# What needs to be done:
Each entry below is to be transcribed exactly.

# Recorded information:
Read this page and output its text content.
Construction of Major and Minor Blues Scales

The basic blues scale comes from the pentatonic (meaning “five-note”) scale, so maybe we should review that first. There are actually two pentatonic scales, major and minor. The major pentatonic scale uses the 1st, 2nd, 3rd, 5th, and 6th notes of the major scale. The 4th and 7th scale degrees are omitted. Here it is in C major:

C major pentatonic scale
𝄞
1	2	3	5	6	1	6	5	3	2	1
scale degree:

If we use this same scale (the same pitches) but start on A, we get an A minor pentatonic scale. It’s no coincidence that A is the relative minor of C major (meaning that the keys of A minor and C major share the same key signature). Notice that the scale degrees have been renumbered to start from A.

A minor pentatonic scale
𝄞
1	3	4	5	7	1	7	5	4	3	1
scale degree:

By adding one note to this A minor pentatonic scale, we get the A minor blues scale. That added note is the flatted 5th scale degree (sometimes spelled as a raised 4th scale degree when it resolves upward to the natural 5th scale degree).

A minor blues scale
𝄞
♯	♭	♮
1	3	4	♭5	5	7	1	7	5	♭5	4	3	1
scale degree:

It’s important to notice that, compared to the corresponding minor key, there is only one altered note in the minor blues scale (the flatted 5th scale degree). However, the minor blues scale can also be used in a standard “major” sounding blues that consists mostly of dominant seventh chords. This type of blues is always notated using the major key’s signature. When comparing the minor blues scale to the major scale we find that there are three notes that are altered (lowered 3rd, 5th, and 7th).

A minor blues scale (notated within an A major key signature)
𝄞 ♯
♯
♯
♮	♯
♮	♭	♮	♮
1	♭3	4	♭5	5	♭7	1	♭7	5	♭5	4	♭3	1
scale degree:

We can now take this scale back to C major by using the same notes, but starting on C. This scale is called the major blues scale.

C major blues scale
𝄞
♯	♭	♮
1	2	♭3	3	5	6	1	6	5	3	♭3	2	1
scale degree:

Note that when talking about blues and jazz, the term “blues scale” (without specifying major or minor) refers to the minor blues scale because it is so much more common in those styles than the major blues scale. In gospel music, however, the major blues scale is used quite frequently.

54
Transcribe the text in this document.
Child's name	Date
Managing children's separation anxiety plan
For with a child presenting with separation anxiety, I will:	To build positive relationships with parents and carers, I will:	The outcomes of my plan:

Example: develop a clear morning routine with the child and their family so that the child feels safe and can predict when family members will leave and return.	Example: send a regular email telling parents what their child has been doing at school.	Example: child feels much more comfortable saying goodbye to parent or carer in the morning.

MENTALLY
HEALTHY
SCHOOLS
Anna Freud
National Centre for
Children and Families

# Solution for this exercise:
Read this page and output its text content.
Construction of Major and Minor Blues Scales

The basic blues scale comes from the pentatonic (meaning “five-note”) scale, so maybe we should review that first. There are actually two pentatonic scales, major and minor. The major pentatonic scale uses the 1st, 2nd, 3rd, 5th, and 6th notes of the major scale. The 4th and 7th scale degrees are omitted. Here it is in C major:

C major pentatonic scale
𝄞
1	2	3	5	6	1	6	5	3	2	1
scale degree:

If we use this same scale (the same pitches) but start on A, we get an A minor pentatonic scale. It’s no coincidence that A is the relative minor of C major (meaning that the keys of A minor and C major share the same key signature). Notice that the scale degrees have been renumbered to start from A.

A minor pentatonic scale
𝄞
1	3	4	5	7	1	7	5	4	3	1
scale degree:

By adding one note to this A minor pentatonic scale, we get the A minor blues scale. That added note is the flatted 5th scale degree (sometimes spelled as a raised 4th scale degree when it resolves upward to the natural 5th scale degree).

A minor blues scale
𝄞
♯	♭	♮
1	3	4	♭5	5	7	1	7	5	♭5	4	3	1
scale degree:

It’s important to notice that, compared to the corresponding minor key, there is only one altered note in the minor blues scale (the flatted 5th scale degree). However, the minor blues scale can also be used in a standard “major” sounding blues that consists mostly of dominant seventh chords. This type of blues is always notated using the major key’s signature. When comparing the minor blues scale to the major scale we find that there are three notes that are altered (lowered 3rd, 5th, and 7th).

A minor blues scale (notated within an A major key signature)
𝄞 ♯
♯
♯
♮	♯
♮	♭	♮	♮
1	♭3	4	♭5	5	♭7	1	♭7	5	♭5	4	♭3	1
scale degree:

We can now take this scale back to C major by using the same notes, but starting on C. This scale is called the major blues scale.

C major blues scale
𝄞
♯	♭	♮
1	2	♭3	3	5	6	1	6	5	3	♭3	2	1
scale degree:

Note that when talking about blues and jazz, the term “blues scale” (without specifying major or minor) refers to the minor blues scale because it is so much more common in those styles than the major blues scale. In gospel music, however, the major blues scale is used quite frequently.

54
Transcribe the text in this document.
Child's name	Date
Managing children's separation anxiety plan
For with a child presenting with separation anxiety, I will:	To build positive relationships with parents and carers, I will:	The outcomes of my plan:

Example: develop a clear morning routine with the child and their family so that the child feels safe and can predict when family members will leave and return.	Example: send a regular email telling parents what their child has been doing at school.	Example: child feels much more comfortable saying goodbye to parent or carer in the morning.

MENTALLY
HEALTHY
SCHOOLS
Anna Freud
National Centre for
Children and Families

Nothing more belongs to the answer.